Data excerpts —
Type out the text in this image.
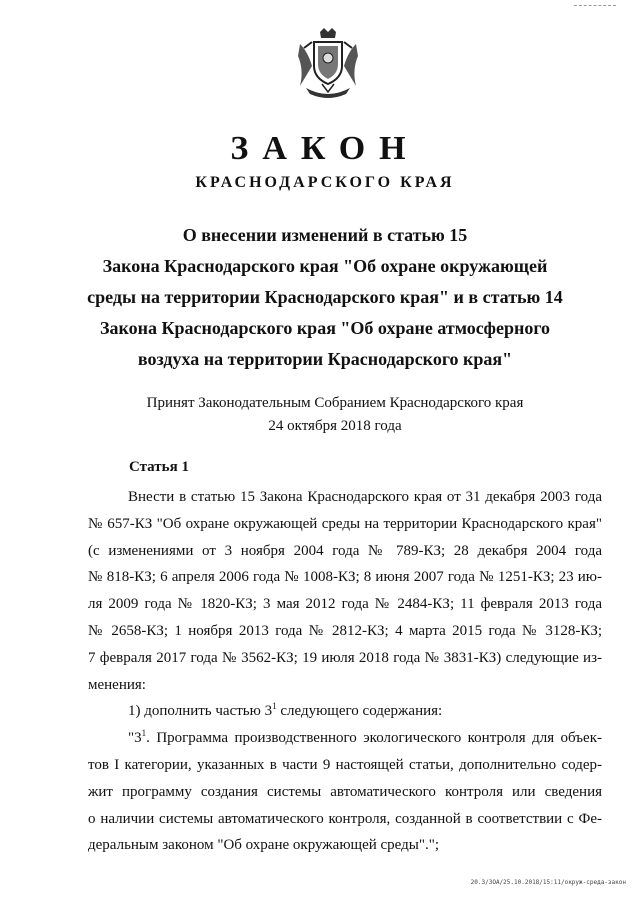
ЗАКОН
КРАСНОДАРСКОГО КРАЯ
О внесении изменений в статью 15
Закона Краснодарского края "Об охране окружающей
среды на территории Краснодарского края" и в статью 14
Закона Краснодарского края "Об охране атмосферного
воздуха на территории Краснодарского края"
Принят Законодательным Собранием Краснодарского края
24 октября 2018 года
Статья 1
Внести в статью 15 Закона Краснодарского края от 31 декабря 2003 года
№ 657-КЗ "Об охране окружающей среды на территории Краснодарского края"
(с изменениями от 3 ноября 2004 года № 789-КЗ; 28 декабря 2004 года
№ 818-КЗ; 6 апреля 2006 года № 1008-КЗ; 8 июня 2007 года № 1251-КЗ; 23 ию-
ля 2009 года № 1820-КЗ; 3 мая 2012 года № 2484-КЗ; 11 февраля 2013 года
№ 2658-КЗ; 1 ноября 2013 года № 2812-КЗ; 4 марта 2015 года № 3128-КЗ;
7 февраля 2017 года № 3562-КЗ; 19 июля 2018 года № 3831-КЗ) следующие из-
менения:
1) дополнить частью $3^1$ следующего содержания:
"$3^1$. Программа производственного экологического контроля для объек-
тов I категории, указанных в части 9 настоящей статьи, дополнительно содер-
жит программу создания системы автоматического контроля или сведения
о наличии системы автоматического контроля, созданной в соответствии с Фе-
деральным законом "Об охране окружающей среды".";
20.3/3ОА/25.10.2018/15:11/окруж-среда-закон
==
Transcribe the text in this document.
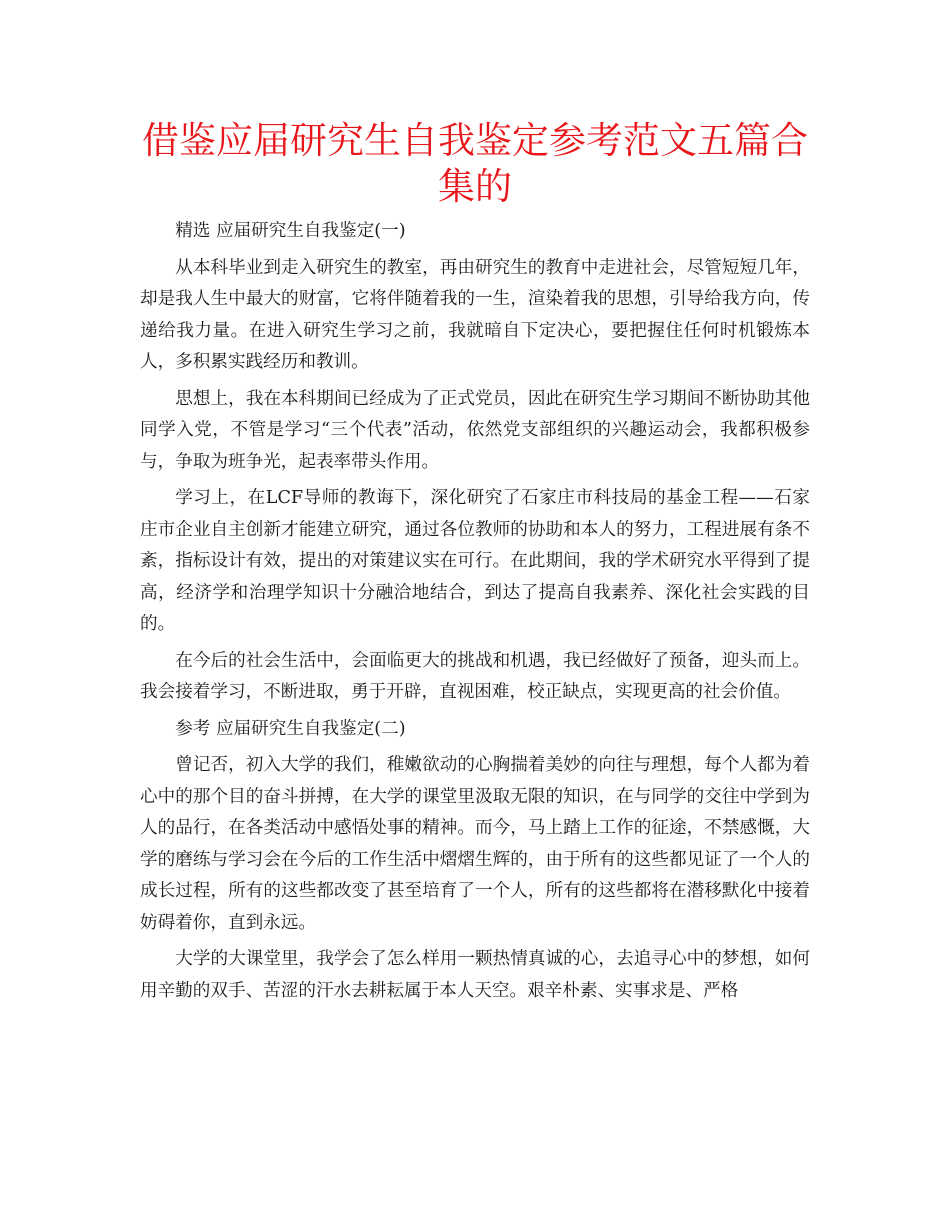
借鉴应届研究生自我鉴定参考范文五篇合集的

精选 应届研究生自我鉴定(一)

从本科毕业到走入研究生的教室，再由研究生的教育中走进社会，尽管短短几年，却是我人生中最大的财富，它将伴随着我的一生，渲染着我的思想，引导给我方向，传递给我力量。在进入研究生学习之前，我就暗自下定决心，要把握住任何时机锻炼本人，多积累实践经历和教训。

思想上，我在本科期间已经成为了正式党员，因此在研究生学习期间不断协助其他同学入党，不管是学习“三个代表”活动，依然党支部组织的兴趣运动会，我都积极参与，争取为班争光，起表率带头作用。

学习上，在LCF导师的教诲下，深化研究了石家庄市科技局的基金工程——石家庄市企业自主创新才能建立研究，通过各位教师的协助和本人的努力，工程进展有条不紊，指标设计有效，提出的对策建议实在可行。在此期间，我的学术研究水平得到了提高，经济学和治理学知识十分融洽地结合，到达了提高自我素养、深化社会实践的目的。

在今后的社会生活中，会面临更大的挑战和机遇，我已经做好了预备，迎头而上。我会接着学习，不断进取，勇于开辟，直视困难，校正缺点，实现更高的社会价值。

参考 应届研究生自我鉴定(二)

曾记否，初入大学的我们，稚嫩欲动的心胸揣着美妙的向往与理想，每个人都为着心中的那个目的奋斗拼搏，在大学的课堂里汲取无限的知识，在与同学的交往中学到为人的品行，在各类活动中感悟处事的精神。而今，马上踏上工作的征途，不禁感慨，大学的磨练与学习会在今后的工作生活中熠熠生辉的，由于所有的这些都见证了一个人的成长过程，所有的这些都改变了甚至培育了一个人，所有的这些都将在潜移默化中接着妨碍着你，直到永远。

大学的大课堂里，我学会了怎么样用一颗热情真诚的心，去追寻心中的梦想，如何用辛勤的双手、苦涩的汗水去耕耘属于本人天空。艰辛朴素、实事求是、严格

Aim —
List every line in the records above that contains the word "охране".

The response —
Закона Краснодарского края "Об охране окружающей
Закона Краснодарского края "Об охране атмосферного
№ 657-КЗ "Об охране окружающей среды на территории Краснодарского края"
деральным законом "Об охране окружающей среды".";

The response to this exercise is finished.